Entries with figure data
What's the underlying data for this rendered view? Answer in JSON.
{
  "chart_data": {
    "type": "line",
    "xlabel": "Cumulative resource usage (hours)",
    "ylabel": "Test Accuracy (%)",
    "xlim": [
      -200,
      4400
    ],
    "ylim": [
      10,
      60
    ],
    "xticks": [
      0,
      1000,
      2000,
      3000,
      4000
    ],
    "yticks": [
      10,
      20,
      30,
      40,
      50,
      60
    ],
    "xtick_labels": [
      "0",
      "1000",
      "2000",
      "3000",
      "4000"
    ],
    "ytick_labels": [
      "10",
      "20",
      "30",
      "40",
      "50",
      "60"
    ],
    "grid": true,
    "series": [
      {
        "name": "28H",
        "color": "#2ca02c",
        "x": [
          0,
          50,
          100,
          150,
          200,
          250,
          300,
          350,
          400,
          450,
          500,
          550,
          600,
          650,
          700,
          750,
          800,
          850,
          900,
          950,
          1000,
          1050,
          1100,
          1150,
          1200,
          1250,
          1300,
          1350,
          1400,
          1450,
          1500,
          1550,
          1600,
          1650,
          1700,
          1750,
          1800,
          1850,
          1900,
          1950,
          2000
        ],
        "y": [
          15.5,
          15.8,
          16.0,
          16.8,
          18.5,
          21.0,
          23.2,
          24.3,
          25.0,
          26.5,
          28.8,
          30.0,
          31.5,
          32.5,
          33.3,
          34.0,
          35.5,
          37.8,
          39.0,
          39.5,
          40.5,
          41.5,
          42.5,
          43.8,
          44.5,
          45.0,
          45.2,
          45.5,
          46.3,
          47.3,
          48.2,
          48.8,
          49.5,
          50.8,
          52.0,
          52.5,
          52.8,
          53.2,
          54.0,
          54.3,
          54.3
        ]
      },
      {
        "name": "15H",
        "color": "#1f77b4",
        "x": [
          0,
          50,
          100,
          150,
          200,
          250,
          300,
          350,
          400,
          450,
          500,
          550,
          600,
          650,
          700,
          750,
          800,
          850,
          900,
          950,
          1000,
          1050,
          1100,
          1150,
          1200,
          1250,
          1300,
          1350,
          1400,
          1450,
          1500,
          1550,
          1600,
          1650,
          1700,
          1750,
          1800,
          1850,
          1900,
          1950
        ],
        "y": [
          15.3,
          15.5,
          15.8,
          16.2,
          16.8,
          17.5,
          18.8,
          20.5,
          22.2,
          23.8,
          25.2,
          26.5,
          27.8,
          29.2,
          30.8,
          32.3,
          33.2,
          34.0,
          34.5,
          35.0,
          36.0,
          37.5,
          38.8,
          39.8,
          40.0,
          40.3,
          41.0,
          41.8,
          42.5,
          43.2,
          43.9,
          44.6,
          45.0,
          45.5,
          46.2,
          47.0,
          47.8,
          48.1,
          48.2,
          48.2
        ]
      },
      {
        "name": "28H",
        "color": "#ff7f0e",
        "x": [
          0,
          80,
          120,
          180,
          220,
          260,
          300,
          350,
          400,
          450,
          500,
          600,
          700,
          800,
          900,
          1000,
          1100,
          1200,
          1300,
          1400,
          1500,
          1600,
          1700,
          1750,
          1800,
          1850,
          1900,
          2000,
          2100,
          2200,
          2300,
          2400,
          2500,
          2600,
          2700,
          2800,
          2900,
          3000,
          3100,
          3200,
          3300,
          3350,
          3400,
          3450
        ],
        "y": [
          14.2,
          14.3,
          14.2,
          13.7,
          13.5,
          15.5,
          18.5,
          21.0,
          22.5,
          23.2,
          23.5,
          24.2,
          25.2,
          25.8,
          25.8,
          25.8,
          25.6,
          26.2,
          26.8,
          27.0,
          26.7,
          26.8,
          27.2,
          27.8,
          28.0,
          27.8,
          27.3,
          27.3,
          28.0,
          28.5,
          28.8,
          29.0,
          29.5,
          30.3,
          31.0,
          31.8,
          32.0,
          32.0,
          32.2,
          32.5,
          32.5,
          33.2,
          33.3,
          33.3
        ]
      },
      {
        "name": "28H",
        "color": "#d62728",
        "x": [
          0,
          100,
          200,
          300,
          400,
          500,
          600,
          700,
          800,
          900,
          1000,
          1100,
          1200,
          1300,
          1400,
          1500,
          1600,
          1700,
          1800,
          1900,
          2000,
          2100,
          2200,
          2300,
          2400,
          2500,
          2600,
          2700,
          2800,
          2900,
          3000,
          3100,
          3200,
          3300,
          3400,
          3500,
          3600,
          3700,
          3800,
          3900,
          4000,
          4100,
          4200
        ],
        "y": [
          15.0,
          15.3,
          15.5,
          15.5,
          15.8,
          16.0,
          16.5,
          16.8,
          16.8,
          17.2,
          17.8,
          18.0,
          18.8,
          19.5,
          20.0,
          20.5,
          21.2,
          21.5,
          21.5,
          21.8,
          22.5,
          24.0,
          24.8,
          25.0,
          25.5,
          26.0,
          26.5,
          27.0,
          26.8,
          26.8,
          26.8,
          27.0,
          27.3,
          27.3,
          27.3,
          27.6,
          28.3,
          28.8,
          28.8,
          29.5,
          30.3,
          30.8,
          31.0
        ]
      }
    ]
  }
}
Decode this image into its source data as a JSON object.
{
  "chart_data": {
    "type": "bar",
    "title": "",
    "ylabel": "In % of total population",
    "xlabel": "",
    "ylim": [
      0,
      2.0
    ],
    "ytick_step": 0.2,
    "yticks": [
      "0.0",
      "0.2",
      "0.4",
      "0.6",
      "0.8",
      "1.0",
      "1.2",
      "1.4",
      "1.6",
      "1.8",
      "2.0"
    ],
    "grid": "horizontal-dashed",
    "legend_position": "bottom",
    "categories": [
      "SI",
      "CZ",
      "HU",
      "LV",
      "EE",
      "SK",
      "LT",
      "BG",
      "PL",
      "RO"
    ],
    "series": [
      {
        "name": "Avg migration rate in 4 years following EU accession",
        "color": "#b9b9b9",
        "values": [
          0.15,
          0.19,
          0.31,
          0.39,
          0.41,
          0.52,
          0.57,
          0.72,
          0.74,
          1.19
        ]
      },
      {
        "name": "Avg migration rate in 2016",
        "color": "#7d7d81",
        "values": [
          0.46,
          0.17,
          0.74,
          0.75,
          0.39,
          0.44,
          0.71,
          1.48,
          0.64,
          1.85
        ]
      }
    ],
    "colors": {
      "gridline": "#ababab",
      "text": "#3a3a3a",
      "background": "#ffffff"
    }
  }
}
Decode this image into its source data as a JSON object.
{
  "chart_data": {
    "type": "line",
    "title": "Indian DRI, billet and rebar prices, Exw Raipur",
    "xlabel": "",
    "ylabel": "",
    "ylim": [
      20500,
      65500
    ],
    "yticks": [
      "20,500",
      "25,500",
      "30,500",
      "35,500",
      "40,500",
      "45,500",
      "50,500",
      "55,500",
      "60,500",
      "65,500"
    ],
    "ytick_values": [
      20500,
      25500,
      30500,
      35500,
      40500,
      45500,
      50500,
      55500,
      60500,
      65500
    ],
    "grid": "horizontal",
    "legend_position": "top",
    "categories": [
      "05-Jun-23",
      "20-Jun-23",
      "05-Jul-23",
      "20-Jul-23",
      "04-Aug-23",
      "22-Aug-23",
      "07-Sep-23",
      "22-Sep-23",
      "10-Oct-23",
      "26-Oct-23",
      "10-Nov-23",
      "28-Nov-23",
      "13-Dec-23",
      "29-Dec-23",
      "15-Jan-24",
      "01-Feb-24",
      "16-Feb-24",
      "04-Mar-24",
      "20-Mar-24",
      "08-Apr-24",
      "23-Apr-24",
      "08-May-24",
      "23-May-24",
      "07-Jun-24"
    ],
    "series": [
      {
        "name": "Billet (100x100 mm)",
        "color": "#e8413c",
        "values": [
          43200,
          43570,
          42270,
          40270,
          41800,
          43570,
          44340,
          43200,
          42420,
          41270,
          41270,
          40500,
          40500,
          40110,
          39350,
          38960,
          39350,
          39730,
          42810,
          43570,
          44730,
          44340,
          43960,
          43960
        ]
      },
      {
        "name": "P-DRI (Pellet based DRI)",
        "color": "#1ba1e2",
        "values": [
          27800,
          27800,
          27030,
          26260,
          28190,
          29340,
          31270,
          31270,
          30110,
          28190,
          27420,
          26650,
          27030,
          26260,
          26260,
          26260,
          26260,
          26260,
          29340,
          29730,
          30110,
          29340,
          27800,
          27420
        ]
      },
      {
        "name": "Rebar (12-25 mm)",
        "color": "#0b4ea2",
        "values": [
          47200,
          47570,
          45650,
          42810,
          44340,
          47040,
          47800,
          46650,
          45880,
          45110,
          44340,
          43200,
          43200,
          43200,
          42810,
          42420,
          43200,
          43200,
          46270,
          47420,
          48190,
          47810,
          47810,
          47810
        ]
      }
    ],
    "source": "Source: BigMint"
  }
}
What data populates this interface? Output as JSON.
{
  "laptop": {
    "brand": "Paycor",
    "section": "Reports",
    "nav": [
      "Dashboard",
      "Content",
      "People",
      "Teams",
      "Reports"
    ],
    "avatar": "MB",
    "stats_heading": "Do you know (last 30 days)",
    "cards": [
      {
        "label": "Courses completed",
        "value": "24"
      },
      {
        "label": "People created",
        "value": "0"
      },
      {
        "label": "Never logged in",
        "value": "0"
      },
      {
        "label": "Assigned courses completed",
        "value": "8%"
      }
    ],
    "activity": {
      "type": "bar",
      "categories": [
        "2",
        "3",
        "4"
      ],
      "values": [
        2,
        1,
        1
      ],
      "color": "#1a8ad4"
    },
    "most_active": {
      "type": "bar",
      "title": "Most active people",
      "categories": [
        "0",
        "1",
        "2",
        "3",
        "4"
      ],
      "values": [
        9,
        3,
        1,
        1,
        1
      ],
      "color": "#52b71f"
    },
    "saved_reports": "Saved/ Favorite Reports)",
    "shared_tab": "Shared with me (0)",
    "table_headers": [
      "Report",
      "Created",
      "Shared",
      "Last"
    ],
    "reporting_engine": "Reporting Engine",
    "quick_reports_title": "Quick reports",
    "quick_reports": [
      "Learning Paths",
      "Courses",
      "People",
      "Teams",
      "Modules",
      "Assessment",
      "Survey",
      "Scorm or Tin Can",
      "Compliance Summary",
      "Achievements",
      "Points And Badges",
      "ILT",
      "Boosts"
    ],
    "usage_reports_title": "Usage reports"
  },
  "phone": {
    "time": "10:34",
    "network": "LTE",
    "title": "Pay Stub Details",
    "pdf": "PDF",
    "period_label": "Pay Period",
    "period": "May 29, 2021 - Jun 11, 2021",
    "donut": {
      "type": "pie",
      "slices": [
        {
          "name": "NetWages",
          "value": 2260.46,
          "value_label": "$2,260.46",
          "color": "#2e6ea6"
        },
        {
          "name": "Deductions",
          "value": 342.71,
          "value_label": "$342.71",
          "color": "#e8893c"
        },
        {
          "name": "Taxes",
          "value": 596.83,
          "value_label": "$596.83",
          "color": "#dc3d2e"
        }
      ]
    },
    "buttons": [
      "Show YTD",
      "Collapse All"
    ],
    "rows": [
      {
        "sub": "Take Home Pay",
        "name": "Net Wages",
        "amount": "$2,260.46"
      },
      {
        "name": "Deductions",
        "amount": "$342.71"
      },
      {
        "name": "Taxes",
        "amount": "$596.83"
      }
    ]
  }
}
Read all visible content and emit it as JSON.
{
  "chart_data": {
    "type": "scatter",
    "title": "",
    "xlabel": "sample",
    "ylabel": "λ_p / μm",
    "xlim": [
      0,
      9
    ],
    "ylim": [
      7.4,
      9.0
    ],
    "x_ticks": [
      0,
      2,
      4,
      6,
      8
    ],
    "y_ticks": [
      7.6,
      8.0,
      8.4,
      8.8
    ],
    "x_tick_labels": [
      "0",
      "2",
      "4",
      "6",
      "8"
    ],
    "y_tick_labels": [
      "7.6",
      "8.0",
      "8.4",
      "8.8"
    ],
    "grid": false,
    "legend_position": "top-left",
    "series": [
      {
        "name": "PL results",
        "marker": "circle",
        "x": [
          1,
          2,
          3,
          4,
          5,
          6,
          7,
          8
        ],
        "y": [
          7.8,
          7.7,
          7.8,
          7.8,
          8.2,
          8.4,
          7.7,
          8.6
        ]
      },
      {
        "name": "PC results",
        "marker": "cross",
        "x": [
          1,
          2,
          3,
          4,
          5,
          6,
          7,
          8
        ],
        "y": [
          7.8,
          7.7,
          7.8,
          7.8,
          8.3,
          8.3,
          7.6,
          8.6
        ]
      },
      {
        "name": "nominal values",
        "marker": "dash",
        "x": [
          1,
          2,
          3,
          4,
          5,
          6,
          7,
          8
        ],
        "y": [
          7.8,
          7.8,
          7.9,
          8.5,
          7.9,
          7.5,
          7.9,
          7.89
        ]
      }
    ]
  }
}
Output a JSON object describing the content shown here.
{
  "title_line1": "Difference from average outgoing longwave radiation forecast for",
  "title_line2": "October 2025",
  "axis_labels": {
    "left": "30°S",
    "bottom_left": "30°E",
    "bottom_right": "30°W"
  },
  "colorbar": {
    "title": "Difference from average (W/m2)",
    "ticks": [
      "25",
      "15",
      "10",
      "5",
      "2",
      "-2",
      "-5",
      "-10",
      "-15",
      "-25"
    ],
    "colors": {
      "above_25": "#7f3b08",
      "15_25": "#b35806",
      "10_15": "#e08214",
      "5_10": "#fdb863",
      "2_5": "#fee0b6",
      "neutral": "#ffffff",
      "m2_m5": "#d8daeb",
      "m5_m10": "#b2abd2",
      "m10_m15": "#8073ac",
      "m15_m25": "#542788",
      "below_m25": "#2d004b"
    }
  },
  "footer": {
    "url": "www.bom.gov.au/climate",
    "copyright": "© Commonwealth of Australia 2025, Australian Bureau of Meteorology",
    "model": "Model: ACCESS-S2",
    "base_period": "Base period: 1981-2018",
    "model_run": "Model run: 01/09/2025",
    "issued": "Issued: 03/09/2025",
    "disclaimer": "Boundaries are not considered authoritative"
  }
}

Stated problem
Scan the listing above and identify each line holding the string "marker"; copy every such line.

Result for this task
        "marker": "circle",
        "marker": "cross",
        "marker": "dash",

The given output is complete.